▸ SET PROBLEM: Reproduce verbatim the lines from the line containing "close-button[interactable]: ✕ —" up to and including the line containing "scanner-label: اختر جهاز".

▸ Coordinate annotation records:
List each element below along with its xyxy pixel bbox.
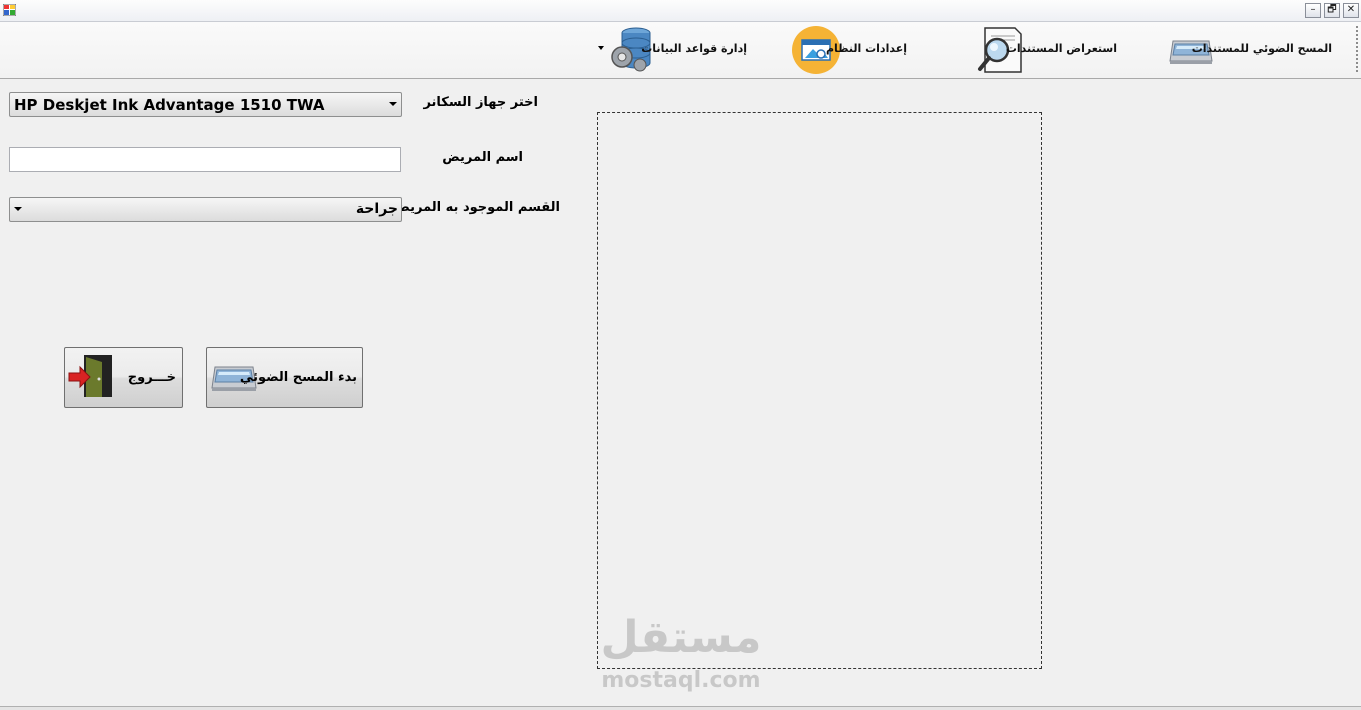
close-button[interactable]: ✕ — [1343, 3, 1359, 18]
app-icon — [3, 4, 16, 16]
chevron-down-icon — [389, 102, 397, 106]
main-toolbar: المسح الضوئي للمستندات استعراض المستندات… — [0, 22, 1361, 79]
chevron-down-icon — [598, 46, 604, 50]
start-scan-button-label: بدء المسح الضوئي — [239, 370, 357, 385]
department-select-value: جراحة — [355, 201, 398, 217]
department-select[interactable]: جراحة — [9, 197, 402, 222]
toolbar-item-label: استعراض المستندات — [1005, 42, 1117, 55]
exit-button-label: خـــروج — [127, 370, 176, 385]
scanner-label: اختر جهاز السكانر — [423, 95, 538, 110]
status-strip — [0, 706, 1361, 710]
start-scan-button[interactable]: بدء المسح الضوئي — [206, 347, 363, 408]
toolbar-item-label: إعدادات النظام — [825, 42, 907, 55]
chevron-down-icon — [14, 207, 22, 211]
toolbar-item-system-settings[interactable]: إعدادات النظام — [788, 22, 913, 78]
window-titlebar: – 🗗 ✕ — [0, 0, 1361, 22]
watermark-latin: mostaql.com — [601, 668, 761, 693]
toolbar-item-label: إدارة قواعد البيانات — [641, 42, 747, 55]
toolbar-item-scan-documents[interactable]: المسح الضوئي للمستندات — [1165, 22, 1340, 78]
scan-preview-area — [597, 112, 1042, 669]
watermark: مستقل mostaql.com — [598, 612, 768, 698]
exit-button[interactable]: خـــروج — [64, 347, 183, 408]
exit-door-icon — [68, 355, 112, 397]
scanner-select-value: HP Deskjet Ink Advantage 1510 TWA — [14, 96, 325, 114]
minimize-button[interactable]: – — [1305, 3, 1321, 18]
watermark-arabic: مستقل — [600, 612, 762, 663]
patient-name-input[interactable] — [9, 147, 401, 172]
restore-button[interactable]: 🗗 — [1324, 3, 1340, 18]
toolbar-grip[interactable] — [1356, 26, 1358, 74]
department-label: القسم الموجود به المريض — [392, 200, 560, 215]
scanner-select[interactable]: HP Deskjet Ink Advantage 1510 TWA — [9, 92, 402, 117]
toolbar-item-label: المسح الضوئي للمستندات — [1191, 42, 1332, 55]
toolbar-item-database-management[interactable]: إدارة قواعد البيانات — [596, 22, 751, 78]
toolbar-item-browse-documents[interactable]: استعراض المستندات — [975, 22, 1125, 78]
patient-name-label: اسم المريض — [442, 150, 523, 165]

▸ REPLY TO THE EXERCISE:
close-button[interactable]: ✕ — [1343, 3, 1359, 18]
app-icon — [3, 4, 16, 16]
chevron-down-icon — [389, 102, 397, 106]
main-toolbar: المسح الضوئي للمستندات استعراض المستندات… — [0, 22, 1361, 79]
chevron-down-icon — [598, 46, 604, 50]
start-scan-button-label: بدء المسح الضوئي — [239, 370, 357, 385]
department-select-value: جراحة — [355, 201, 398, 217]
department-select[interactable]: جراحة — [9, 197, 402, 222]
toolbar-item-label: استعراض المستندات — [1005, 42, 1117, 55]
exit-button-label: خـــروج — [127, 370, 176, 385]
scanner-label: اختر جهاز السكانر — [423, 95, 538, 110]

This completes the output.